__Goal of the exercise__.
In the material below, find each line holding the string "text" and copy it.

++++++++++++++++++++

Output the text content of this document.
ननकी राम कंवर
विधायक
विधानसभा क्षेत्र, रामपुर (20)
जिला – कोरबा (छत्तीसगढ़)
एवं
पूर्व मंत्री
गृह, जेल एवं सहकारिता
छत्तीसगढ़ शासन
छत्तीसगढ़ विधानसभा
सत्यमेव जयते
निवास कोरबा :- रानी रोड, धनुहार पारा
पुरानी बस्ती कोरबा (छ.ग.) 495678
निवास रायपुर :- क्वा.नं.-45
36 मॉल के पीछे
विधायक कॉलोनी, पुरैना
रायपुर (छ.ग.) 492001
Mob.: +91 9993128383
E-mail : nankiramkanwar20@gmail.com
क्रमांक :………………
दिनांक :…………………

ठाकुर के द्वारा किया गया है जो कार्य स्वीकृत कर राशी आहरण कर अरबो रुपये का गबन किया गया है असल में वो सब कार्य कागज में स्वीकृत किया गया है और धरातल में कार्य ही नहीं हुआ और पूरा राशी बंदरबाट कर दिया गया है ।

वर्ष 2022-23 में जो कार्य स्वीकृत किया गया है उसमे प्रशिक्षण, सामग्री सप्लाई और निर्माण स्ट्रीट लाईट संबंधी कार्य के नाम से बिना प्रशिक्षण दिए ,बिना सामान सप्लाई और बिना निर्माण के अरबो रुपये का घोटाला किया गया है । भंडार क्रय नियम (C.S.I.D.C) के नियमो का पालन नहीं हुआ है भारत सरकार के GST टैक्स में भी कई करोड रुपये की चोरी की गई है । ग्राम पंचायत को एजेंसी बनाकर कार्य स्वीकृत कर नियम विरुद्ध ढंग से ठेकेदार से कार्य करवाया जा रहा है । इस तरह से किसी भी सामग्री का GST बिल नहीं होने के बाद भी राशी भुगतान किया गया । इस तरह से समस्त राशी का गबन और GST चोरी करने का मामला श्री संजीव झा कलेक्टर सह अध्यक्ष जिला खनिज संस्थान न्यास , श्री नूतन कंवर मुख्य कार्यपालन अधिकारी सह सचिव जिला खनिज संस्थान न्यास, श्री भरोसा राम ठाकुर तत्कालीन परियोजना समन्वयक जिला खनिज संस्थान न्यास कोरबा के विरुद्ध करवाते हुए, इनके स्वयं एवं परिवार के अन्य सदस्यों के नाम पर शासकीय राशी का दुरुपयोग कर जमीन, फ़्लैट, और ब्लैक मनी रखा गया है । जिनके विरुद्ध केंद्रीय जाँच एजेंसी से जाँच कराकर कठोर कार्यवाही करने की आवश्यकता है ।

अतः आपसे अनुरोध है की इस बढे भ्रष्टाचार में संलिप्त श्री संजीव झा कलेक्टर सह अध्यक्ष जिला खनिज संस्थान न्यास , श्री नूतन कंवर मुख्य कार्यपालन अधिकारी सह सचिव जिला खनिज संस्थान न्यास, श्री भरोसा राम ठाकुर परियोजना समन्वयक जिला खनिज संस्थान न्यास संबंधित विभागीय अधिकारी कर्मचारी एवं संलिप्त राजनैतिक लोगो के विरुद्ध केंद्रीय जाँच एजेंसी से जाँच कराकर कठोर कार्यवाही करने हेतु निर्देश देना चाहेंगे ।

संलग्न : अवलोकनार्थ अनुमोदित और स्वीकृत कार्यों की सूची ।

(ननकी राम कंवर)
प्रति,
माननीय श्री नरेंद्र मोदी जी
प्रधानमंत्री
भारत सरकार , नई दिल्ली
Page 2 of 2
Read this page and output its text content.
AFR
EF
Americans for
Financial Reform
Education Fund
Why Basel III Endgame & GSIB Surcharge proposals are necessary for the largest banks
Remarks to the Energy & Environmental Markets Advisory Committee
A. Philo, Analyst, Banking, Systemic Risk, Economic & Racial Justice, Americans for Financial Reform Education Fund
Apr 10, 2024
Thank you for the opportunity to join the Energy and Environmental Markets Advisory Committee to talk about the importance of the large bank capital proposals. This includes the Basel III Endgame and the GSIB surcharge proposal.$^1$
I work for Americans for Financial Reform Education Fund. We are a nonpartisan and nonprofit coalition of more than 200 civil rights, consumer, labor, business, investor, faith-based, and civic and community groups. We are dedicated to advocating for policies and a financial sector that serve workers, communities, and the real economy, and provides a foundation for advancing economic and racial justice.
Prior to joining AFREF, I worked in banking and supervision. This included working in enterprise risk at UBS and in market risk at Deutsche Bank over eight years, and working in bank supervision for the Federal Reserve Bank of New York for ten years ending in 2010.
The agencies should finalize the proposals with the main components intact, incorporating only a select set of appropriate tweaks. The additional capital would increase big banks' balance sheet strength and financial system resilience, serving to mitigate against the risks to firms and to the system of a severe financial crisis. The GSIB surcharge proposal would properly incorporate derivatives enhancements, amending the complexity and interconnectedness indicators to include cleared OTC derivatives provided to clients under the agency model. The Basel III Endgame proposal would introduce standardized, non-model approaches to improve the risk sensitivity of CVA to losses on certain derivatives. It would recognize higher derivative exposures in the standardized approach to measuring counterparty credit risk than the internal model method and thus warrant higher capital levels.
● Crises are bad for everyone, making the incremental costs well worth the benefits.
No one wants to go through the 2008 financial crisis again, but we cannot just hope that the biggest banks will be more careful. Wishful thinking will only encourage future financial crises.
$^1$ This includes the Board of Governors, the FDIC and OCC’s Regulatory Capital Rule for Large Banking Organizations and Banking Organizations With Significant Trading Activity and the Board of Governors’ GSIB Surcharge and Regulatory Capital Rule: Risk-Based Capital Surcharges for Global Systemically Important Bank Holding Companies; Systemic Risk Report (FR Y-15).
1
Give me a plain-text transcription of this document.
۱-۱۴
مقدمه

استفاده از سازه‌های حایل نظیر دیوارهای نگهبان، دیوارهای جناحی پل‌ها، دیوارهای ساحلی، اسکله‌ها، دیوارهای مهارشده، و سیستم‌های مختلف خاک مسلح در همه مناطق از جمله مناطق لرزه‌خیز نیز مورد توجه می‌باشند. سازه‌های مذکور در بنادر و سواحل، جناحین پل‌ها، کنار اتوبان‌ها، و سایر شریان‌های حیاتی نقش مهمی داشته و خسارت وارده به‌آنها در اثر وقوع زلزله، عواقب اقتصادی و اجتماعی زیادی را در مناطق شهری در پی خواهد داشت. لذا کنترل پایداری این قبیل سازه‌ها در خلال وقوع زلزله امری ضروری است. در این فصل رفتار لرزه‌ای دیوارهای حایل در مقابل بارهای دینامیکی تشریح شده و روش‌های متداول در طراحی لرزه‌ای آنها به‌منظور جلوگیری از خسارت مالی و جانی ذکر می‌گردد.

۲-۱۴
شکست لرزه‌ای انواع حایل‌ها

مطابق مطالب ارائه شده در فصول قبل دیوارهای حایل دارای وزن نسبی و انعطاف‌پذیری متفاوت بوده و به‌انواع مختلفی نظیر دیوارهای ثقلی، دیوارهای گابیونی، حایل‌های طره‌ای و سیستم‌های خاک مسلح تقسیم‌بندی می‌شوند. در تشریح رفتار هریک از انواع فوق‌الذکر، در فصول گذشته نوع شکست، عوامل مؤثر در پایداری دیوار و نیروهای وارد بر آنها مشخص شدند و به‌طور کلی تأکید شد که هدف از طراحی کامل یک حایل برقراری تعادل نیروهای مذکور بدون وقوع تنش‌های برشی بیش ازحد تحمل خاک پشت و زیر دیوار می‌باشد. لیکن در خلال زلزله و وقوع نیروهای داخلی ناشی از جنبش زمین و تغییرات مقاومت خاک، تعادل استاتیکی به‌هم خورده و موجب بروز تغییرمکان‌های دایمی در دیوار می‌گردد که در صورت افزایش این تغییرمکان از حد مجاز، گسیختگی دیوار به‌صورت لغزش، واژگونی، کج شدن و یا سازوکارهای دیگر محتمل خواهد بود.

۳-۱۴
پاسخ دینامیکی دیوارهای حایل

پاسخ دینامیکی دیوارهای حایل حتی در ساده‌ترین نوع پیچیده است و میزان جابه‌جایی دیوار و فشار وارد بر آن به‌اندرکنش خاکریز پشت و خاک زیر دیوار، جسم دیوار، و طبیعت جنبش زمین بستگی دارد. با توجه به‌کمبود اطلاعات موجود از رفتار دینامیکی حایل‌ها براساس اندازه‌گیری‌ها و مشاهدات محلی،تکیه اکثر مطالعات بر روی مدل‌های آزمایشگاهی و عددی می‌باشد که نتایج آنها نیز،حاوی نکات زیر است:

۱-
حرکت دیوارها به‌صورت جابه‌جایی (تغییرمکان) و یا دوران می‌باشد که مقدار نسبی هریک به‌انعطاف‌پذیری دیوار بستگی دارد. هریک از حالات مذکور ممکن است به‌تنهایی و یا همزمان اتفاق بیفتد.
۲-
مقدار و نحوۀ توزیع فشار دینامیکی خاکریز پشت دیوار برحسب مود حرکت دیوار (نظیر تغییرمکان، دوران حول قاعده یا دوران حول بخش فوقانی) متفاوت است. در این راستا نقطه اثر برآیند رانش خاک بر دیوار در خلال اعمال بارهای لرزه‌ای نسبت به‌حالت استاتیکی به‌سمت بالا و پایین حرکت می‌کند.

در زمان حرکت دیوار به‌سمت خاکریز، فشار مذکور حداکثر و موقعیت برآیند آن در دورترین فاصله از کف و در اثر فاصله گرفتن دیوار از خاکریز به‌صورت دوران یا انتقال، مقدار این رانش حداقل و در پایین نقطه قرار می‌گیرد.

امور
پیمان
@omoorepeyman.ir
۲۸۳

++++++++++++++++++++

__Response to the exercise__.
Output the text content of this document.
Read this page and output its text content.
Give me a plain-text transcription of this document.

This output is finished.